Records for this exercise:
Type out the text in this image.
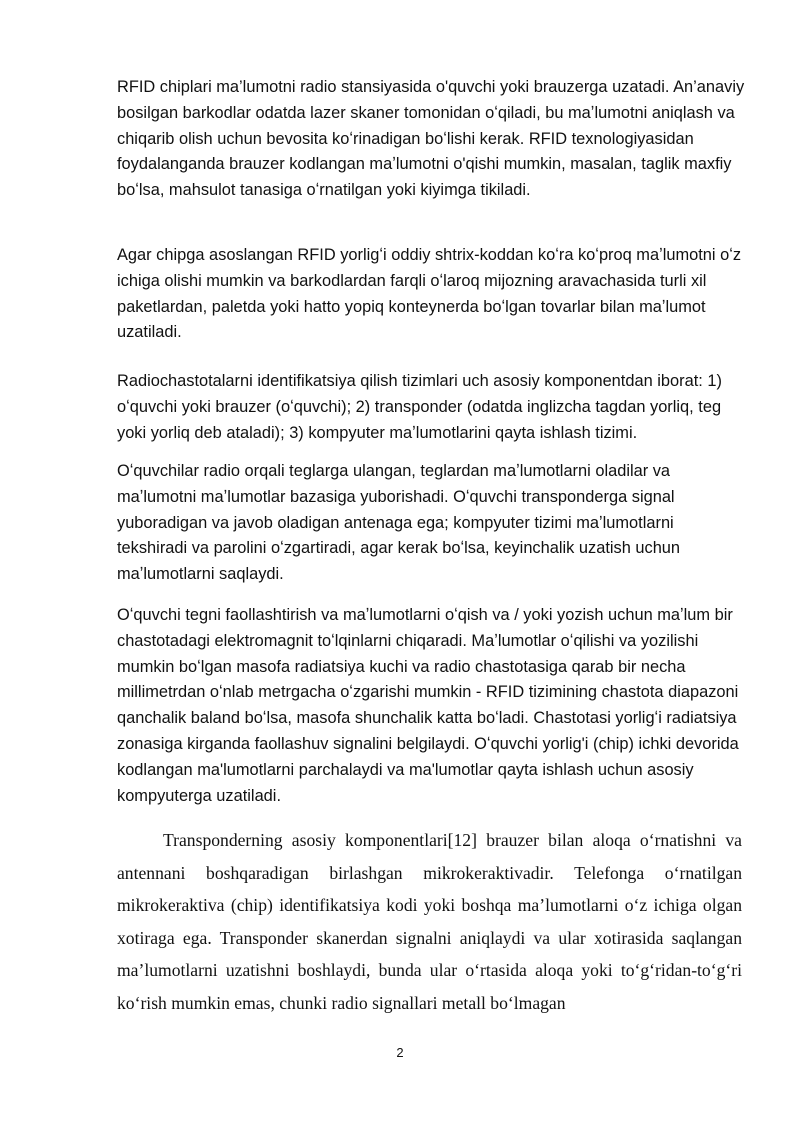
RFID chiplari ma’lumotni radio stansiyasida o'quvchi yoki brauzerga uzatadi. An’anaviy bosilgan barkodlar odatda lazer skaner tomonidan oʻqiladi, bu maʼlumotni aniqlash va chiqarib olish uchun bevosita koʻrinadigan boʻlishi kerak. RFID texnologiyasidan foydalanganda brauzer kodlangan maʼlumotni o'qishi mumkin, masalan, taglik maxfiy boʻlsa, mahsulot tanasiga oʻrnatilgan yoki kiyimga tikiladi.

Agar chipga asoslangan RFID yorligʻi oddiy shtrix-koddan koʻra koʻproq maʼlumotni oʻz ichiga olishi mumkin va barkodlardan farqli oʻlaroq mijozning aravachasida turli xil paketlardan, paletda yoki hatto yopiq konteynerda boʻlgan tovarlar bilan maʼlumot uzatiladi.

Radiochastotalarni identifikatsiya qilish tizimlari uch asosiy komponentdan iborat: 1) oʻquvchi yoki brauzer (oʻquvchi); 2) transponder (odatda inglizcha tagdan yorliq, teg yoki yorliq deb ataladi); 3) kompyuter maʼlumotlarini qayta ishlash tizimi.

Oʻquvchilar radio orqali teglarga ulangan, teglardan maʼlumotlarni oladilar va maʼlumotni maʼlumotlar bazasiga yuborishadi. Oʻquvchi transponderga signal yuboradigan va javob oladigan antenaga ega; kompyuter tizimi maʼlumotlarni tekshiradi va parolini oʻzgartiradi, agar kerak boʻlsa, keyinchalik uzatish uchun maʼlumotlarni saqlaydi.

Oʻquvchi tegni faollashtirish va maʼlumotlarni oʻqish va / yoki yozish uchun maʼlum bir chastotadagi elektromagnit toʻlqinlarni chiqaradi. Maʼlumotlar oʻqilishi va yozilishi mumkin boʻlgan masofa radiatsiya kuchi va radio chastotasiga qarab bir necha millimetrdan oʻnlab metrgacha oʻzgarishi mumkin - RFID tizimining chastota diapazoni qanchalik baland boʻlsa, masofa shunchalik katta boʻladi. Chastotasi yorligʻi radiatsiya zonasiga kirganda faollashuv signalini belgilaydi. Oʻquvchi yorlig'i (chip) ichki devorida kodlangan ma'lumotlarni parchalaydi va ma'lumotlar qayta ishlash uchun asosiy kompyuterga uzatiladi.

Transponderning asosiy komponentlari[12] brauzer bilan aloqa oʻrnatishni va antennani boshqaradigan birlashgan mikrokeraktivadir. Telefonga oʻrnatilgan mikrokeraktiva (chip) identifikatsiya kodi yoki boshqa maʼlumotlarni oʻz ichiga olgan xotiraga ega. Transponder skanerdan signalni aniqlaydi va ular xotirasida saqlangan maʼlumotlarni uzatishni boshlaydi, bunda ular oʻrtasida aloqa yoki toʻgʻridan-toʻgʻri koʻrish mumkin emas, chunki radio signallari metall boʻlmagan

2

Instruction: Each line of the data should be quoted exactly, with pictures left out.

Result:
Type out the text in this image.
RFID chiplari ma’lumotni radio stansiyasida o'quvchi yoki brauzerga uzatadi. An’anaviy bosilgan barkodlar odatda lazer skaner tomonidan oʻqiladi, bu maʼlumotni aniqlash va chiqarib olish uchun bevosita koʻrinadigan boʻlishi kerak. RFID texnologiyasidan foydalanganda brauzer kodlangan maʼlumotni o'qishi mumkin, masalan, taglik maxfiy boʻlsa, mahsulot tanasiga oʻrnatilgan yoki kiyimga tikiladi.

Agar chipga asoslangan RFID yorligʻi oddiy shtrix-koddan koʻra koʻproq maʼlumotni oʻz ichiga olishi mumkin va barkodlardan farqli oʻlaroq mijozning aravachasida turli xil paketlardan, paletda yoki hatto yopiq konteynerda boʻlgan tovarlar bilan maʼlumot uzatiladi.

Radiochastotalarni identifikatsiya qilish tizimlari uch asosiy komponentdan iborat: 1) oʻquvchi yoki brauzer (oʻquvchi); 2) transponder (odatda inglizcha tagdan yorliq, teg yoki yorliq deb ataladi); 3) kompyuter maʼlumotlarini qayta ishlash tizimi.

Oʻquvchilar radio orqali teglarga ulangan, teglardan maʼlumotlarni oladilar va maʼlumotni maʼlumotlar bazasiga yuborishadi. Oʻquvchi transponderga signal yuboradigan va javob oladigan antenaga ega; kompyuter tizimi maʼlumotlarni tekshiradi va parolini oʻzgartiradi, agar kerak boʻlsa, keyinchalik uzatish uchun maʼlumotlarni saqlaydi.

Oʻquvchi tegni faollashtirish va maʼlumotlarni oʻqish va / yoki yozish uchun maʼlum bir chastotadagi elektromagnit toʻlqinlarni chiqaradi. Maʼlumotlar oʻqilishi va yozilishi mumkin boʻlgan masofa radiatsiya kuchi va radio chastotasiga qarab bir necha millimetrdan oʻnlab metrgacha oʻzgarishi mumkin - RFID tizimining chastota diapazoni qanchalik baland boʻlsa, masofa shunchalik katta boʻladi. Chastotasi yorligʻi radiatsiya zonasiga kirganda faollashuv signalini belgilaydi. Oʻquvchi yorlig'i (chip) ichki devorida kodlangan ma'lumotlarni parchalaydi va ma'lumotlar qayta ishlash uchun asosiy kompyuterga uzatiladi.

Transponderning asosiy komponentlari[12] brauzer bilan aloqa oʻrnatishni va antennani boshqaradigan birlashgan mikrokeraktivadir. Telefonga oʻrnatilgan mikrokeraktiva (chip) identifikatsiya kodi yoki boshqa maʼlumotlarni oʻz ichiga olgan xotiraga ega. Transponder skanerdan signalni aniqlaydi va ular xotirasida saqlangan maʼlumotlarni uzatishni boshlaydi, bunda ular oʻrtasida aloqa yoki toʻgʻridan-toʻgʻri koʻrish mumkin emas, chunki radio signallari metall boʻlmagan

2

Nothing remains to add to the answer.